### Data lines

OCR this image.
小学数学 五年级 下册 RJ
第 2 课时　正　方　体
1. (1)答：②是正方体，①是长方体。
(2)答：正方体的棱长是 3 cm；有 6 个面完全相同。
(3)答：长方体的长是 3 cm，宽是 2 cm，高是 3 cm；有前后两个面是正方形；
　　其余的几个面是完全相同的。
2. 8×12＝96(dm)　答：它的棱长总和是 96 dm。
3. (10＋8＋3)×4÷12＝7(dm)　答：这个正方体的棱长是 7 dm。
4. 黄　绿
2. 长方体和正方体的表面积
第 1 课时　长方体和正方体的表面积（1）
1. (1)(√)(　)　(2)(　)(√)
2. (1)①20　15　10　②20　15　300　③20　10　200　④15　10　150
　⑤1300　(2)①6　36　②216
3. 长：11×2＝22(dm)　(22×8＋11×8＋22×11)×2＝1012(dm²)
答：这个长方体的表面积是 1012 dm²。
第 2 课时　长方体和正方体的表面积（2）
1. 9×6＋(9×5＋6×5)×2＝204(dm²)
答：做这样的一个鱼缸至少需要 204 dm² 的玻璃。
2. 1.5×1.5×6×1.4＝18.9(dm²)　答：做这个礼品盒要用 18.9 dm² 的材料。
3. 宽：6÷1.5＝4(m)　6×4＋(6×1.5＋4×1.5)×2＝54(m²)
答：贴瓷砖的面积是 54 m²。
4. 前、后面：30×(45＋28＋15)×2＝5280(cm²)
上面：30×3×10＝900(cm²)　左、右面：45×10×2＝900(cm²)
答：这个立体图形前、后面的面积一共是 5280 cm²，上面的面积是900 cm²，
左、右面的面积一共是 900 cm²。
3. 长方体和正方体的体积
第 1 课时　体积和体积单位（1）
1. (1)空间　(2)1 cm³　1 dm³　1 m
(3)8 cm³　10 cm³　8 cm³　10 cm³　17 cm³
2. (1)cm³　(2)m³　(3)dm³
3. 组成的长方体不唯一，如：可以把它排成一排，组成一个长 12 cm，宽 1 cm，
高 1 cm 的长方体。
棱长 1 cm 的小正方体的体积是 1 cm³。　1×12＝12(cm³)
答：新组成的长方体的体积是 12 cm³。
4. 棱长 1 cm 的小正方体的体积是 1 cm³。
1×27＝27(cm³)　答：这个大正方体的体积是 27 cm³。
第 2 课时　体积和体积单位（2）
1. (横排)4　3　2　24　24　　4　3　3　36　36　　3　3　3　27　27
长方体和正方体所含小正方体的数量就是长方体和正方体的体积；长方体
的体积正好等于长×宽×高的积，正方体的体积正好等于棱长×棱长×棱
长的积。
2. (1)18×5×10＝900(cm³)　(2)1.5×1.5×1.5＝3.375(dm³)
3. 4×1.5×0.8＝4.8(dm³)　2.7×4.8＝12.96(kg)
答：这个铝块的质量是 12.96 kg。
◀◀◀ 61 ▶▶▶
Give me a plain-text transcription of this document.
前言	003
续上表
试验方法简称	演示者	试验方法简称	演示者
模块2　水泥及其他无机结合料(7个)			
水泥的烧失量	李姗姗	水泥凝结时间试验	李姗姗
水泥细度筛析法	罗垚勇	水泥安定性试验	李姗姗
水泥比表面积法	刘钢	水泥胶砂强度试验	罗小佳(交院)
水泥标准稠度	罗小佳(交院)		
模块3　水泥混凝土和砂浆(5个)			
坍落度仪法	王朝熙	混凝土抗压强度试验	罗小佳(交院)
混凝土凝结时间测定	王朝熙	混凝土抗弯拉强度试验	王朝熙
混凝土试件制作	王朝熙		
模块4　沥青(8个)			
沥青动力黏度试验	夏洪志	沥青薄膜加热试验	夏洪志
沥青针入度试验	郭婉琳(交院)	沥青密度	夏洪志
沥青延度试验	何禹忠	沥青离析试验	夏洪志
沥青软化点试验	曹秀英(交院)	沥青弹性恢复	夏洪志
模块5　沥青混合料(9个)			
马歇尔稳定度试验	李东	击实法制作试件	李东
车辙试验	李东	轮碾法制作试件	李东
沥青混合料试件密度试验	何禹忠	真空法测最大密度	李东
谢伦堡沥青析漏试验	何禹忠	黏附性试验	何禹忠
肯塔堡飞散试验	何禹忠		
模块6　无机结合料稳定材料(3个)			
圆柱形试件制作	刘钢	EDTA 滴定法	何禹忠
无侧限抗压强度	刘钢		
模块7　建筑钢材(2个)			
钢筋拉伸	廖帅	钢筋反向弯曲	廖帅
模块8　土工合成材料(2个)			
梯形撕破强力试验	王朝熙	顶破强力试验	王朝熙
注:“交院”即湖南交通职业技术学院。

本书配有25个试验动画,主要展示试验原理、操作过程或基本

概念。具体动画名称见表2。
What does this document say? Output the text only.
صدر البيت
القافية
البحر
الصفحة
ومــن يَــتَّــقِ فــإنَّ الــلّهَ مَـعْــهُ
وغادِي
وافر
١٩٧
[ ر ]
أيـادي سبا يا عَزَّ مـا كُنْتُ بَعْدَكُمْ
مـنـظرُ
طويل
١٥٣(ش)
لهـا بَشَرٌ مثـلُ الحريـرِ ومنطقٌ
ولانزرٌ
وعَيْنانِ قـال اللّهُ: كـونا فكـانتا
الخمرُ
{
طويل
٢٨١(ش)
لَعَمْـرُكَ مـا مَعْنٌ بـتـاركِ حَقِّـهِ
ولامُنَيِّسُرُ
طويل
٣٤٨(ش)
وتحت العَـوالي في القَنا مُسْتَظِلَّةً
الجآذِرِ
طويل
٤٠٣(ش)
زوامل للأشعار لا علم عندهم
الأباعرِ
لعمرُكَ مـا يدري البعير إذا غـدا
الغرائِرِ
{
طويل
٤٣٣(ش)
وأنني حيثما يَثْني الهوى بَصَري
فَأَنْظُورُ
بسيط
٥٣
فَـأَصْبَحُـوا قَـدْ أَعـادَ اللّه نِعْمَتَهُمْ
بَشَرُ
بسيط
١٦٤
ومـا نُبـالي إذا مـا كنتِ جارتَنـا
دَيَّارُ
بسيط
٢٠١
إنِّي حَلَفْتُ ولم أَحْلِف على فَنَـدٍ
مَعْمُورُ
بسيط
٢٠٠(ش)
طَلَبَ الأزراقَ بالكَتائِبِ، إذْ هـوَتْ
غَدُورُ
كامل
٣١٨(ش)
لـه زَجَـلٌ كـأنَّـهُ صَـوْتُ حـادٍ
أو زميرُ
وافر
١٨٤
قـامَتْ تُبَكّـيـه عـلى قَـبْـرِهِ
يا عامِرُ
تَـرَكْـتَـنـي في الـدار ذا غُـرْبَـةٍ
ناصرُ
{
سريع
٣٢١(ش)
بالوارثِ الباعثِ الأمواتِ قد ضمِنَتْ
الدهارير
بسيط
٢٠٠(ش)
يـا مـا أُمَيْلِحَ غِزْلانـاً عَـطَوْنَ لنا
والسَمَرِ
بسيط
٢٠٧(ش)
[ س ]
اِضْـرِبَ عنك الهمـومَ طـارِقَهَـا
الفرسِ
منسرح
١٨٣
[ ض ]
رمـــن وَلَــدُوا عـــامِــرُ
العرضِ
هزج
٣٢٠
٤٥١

### Challenge
Find each line with the string "this" and copy it out.

### Exercise result
OCR this image.
Give me a plain-text transcription of this document.
What does this document say? Output the text only.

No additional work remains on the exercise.